(Stored records)
☆ ☆ ☆ ☆
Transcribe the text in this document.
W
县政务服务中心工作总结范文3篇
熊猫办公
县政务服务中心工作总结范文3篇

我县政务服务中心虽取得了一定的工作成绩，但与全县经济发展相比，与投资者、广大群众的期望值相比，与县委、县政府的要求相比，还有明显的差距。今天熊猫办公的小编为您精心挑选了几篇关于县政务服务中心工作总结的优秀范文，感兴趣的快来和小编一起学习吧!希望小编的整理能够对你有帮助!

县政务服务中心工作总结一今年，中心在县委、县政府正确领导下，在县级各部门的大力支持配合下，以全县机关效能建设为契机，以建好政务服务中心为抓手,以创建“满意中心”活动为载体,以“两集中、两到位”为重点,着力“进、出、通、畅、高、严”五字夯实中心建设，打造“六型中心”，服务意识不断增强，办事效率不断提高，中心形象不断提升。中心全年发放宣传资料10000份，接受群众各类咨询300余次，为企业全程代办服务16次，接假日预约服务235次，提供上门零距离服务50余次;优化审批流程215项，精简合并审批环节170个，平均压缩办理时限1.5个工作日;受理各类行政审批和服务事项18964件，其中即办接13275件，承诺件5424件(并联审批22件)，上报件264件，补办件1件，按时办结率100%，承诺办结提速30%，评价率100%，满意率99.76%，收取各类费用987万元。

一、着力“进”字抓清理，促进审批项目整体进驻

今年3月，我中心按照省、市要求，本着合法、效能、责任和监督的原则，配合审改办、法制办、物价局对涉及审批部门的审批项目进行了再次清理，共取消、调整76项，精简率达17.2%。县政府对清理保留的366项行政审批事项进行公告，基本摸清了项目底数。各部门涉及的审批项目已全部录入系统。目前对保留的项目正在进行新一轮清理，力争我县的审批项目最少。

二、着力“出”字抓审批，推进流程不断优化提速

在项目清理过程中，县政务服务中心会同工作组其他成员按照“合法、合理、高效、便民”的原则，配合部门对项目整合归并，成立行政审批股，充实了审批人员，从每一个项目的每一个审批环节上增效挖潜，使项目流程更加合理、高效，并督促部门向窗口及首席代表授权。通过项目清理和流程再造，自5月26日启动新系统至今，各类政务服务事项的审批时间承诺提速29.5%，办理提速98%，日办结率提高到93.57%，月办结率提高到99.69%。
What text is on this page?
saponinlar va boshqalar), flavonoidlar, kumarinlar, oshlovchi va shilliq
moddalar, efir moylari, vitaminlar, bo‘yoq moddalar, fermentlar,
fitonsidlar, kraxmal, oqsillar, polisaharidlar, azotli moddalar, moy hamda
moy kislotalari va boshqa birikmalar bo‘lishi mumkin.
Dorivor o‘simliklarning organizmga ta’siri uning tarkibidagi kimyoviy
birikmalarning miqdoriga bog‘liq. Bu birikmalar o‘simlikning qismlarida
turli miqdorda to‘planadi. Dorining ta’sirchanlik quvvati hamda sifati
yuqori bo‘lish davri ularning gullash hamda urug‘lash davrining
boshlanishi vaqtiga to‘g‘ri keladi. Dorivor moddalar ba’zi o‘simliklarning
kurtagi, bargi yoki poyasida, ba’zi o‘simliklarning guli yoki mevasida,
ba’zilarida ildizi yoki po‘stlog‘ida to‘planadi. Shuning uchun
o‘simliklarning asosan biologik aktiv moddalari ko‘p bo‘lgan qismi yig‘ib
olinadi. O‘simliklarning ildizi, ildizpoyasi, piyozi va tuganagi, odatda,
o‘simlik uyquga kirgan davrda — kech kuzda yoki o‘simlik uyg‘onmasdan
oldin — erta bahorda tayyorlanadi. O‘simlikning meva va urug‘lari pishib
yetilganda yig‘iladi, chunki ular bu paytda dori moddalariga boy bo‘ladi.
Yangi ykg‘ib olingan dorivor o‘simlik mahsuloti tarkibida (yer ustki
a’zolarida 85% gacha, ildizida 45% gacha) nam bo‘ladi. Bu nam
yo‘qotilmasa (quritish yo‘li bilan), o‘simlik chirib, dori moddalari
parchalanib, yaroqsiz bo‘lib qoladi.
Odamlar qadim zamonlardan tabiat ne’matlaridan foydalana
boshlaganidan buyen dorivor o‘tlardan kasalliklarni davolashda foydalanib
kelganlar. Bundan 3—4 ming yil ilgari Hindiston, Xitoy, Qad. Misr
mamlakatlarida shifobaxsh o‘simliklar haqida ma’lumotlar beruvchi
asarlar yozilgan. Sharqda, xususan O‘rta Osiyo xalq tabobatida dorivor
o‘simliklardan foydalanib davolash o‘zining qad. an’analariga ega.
☆ ☆ ☆ ☆
• Task
Every line from the one holding "What text is on this page?" through the final line of the listing must be echoed exactly; leave out all other lines.

• Expected output
What text is on this page?
saponinlar va boshqalar), flavonoidlar, kumarinlar, oshlovchi va shilliq
moddalar, efir moylari, vitaminlar, bo‘yoq moddalar, fermentlar,
fitonsidlar, kraxmal, oqsillar, polisaharidlar, azotli moddalar, moy hamda
moy kislotalari va boshqa birikmalar bo‘lishi mumkin.
Dorivor o‘simliklarning organizmga ta’siri uning tarkibidagi kimyoviy
birikmalarning miqdoriga bog‘liq. Bu birikmalar o‘simlikning qismlarida
turli miqdorda to‘planadi. Dorining ta’sirchanlik quvvati hamda sifati
yuqori bo‘lish davri ularning gullash hamda urug‘lash davrining
boshlanishi vaqtiga to‘g‘ri keladi. Dorivor moddalar ba’zi o‘simliklarning
kurtagi, bargi yoki poyasida, ba’zi o‘simliklarning guli yoki mevasida,
ba’zilarida ildizi yoki po‘stlog‘ida to‘planadi. Shuning uchun
o‘simliklarning asosan biologik aktiv moddalari ko‘p bo‘lgan qismi yig‘ib
olinadi. O‘simliklarning ildizi, ildizpoyasi, piyozi va tuganagi, odatda,
o‘simlik uyquga kirgan davrda — kech kuzda yoki o‘simlik uyg‘onmasdan
oldin — erta bahorda tayyorlanadi. O‘simlikning meva va urug‘lari pishib
yetilganda yig‘iladi, chunki ular bu paytda dori moddalariga boy bo‘ladi.
Yangi ykg‘ib olingan dorivor o‘simlik mahsuloti tarkibida (yer ustki
a’zolarida 85% gacha, ildizida 45% gacha) nam bo‘ladi. Bu nam
yo‘qotilmasa (quritish yo‘li bilan), o‘simlik chirib, dori moddalari
parchalanib, yaroqsiz bo‘lib qoladi.
Odamlar qadim zamonlardan tabiat ne’matlaridan foydalana
boshlaganidan buyen dorivor o‘tlardan kasalliklarni davolashda foydalanib
kelganlar. Bundan 3—4 ming yil ilgari Hindiston, Xitoy, Qad. Misr
mamlakatlarida shifobaxsh o‘simliklar haqida ma’lumotlar beruvchi
asarlar yozilgan. Sharqda, xususan O‘rta Osiyo xalq tabobatida dorivor
o‘simliklardan foydalanib davolash o‘zining qad. an’analariga ega.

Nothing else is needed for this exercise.